_Instructions for the task_: In two sentences, what does the article below on the 2018 WCHA men's ice hockey tournament say?

_Extract to read_:
- Dates: March 2–17, 2018
- Teams: 8
- Finals site: Berry Events Center Marquette, Michigan
- Champions: Michigan Tech (11th title)
- Winning coach: Joe Shawhan (1st title)
- Most Outstanding Player: Patrick Munson (Michigan Tech)

= 2018 WCHA men's ice hockey tournament =

The 2018 WCHA Men's Ice Hockey Tournament was the 59th conference playoff in league history and 64th season where a WCHA champion was crowned. The 2018 tournament was played between March 2 and March 17, 2018, at four conference arenas, with the championship game being hosted by Northern Michigan at their home rink, Berry Events Center. By winning the tournament, Michigan Tech was awarded the Broadmoor Trophy and received the WCHA's automatic bid to the 2018 NCAA Division I Men's Ice Hockey Tournament.

==Format==
The first two rounds of the postseason tournament featured a best-of-three games format. The top eight conference teams participated in the tournament. Teams were seeded No. 1 through No. 8 according to their final conference standings, with a tiebreaker system used to seed teams with an identical number of points accumulated. The higher seeded teams each earned home ice and host one of the lower seeded teams.

The final was a single game held at the campus site of the highest remaining seed.

_Dataset excerpts_:
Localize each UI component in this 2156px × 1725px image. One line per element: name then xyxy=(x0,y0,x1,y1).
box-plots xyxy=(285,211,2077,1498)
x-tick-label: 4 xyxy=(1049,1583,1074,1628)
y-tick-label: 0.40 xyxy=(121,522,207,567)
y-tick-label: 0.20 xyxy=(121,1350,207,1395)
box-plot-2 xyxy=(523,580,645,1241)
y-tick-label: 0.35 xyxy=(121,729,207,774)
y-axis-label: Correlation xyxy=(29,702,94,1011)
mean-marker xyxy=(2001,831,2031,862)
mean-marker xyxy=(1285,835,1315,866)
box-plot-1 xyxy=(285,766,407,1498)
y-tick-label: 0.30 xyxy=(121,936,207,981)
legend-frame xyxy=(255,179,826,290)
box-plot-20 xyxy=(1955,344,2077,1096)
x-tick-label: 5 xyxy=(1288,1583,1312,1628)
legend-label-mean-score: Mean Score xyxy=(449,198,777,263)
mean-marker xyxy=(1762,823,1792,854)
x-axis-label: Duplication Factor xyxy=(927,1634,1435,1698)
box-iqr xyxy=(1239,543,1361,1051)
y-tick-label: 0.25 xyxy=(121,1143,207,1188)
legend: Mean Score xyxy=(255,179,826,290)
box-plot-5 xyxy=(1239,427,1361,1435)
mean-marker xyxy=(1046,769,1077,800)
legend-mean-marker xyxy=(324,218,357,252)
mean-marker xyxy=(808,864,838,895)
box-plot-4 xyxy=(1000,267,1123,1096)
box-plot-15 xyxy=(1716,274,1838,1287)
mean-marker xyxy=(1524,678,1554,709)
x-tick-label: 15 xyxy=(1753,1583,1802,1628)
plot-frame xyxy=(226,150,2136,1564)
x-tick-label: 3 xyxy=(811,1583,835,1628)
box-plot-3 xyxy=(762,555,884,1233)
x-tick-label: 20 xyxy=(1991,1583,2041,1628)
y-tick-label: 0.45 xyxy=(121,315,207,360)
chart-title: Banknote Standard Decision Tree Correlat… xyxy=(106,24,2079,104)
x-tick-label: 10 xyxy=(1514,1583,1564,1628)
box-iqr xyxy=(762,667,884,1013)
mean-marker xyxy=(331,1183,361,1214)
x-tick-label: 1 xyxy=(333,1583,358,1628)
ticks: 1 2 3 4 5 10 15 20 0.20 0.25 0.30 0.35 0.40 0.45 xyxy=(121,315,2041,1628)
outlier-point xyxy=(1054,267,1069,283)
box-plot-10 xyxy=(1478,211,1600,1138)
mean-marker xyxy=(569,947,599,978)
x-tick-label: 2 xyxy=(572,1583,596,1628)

_Answer below_: The 2018 WCHA Men's Ice Hockey Tournament, the 59th conference playoff in league history, was played from March 2 to March 17, 2018, at four conference arenas, with Northern Michigan hosting the championship game at Berry Events Center. The top eight conference teams, seeded by final standings, played best-of-three series in the first two rounds before a single-game final, and Michigan Tech won the tournament, earning the Broadmoor Trophy and the WCHA's automatic bid to the 2018 NCAA Division I Men's Ice Hockey Tournament.